[Collected data]
# # #

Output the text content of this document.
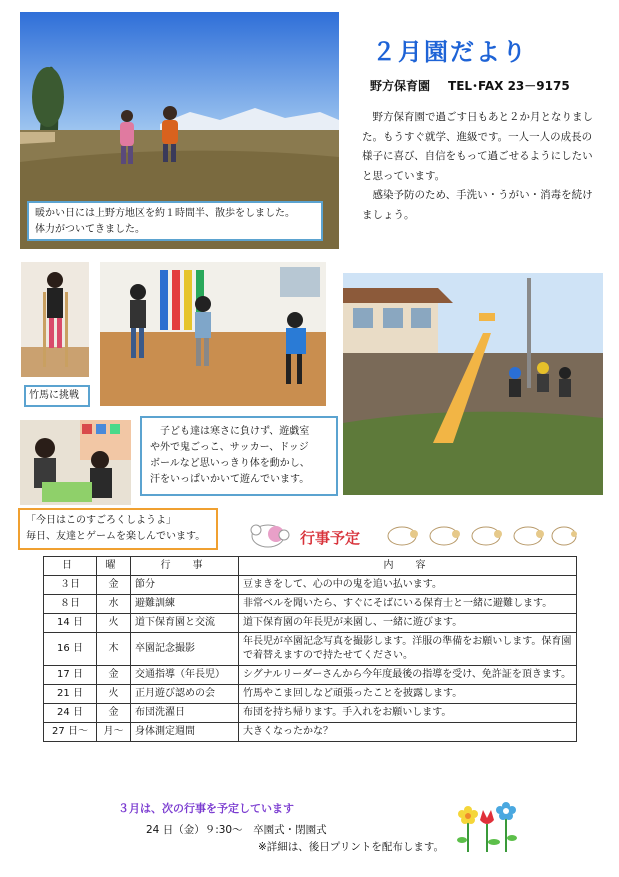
２月園だより
野方保育園 TEL･FAX 23－9175

野方保育園で過ごす日もあと２か月となりました。もうすぐ就学、進級です。一人一人の成長の様子に喜び、自信をもって過ごせるようにしたいと思っています。

感染予防のため、手洗い・うがい・消毒を続けましょう。

暖かい日には上野方地区を約１時間半、散歩をしました。
体力がついてきました。
竹馬に挑戦
子ども達は寒さに負けず、遊戯室
や外で鬼ごっこ、サッカー、ドッジ
ボールなど思いっきり体を動かし、
汗をいっぱいかいて遊んでいます。
「今日はこのすごろくしようよ」
毎日、友達とゲームを楽しんでいます。	行事予定
日	曜	行　事	内　容
３日	金	節分	豆まきをして、心の中の鬼を追い払います。
８日	水	避難訓練	非常ベルを聞いたら、すぐにそばにいる保育士と一緒に避難します。
14 日	火	道下保育園と交流	道下保育園の年長児が来園し、一緒に遊びます。
16 日	木	卒園記念撮影	年長児が卒園記念写真を撮影します。洋服の準備をお願いします。保育園で着替えますので持たせてください。
17 日	金	交通指導（年長児）	シグナルリーダーさんから今年度最後の指導を受け、免許証を頂きます。
21 日	火	正月遊び認めの会	竹馬やこま回しなど頑張ったことを披露します。
24 日	金	布団洗濯日	布団を持ち帰ります。手入れをお願いします。
27 日～	月～	身体測定週間	大きくなったかな？
３月は、次の行事を予定しています
24 日（金）９:30～　卒園式・閉園式
※詳細は、後日プリントを配布します。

# # #

# To do:
Can you retype every record above exactly, leaving out the pictures?

# Task output:
Output the text content of this document.
２月園だより
野方保育園 TEL･FAX 23－9175

野方保育園で過ごす日もあと２か月となりました。もうすぐ就学、進級です。一人一人の成長の様子に喜び、自信をもって過ごせるようにしたいと思っています。

感染予防のため、手洗い・うがい・消毒を続けましょう。

暖かい日には上野方地区を約１時間半、散歩をしました。
体力がついてきました。
竹馬に挑戦
子ども達は寒さに負けず、遊戯室
や外で鬼ごっこ、サッカー、ドッジ
ボールなど思いっきり体を動かし、
汗をいっぱいかいて遊んでいます。
「今日はこのすごろくしようよ」
毎日、友達とゲームを楽しんでいます。	行事予定
日	曜	行　事	内　容
３日	金	節分	豆まきをして、心の中の鬼を追い払います。
８日	水	避難訓練	非常ベルを聞いたら、すぐにそばにいる保育士と一緒に避難します。
14 日	火	道下保育園と交流	道下保育園の年長児が来園し、一緒に遊びます。
16 日	木	卒園記念撮影	年長児が卒園記念写真を撮影します。洋服の準備をお願いします。保育園で着替えますので持たせてください。
17 日	金	交通指導（年長児）	シグナルリーダーさんから今年度最後の指導を受け、免許証を頂きます。
21 日	火	正月遊び認めの会	竹馬やこま回しなど頑張ったことを披露します。
24 日	金	布団洗濯日	布団を持ち帰ります。手入れをお願いします。
27 日～	月～	身体測定週間	大きくなったかな？
３月は、次の行事を予定しています
24 日（金）９:30～　卒園式・閉園式
※詳細は、後日プリントを配布します。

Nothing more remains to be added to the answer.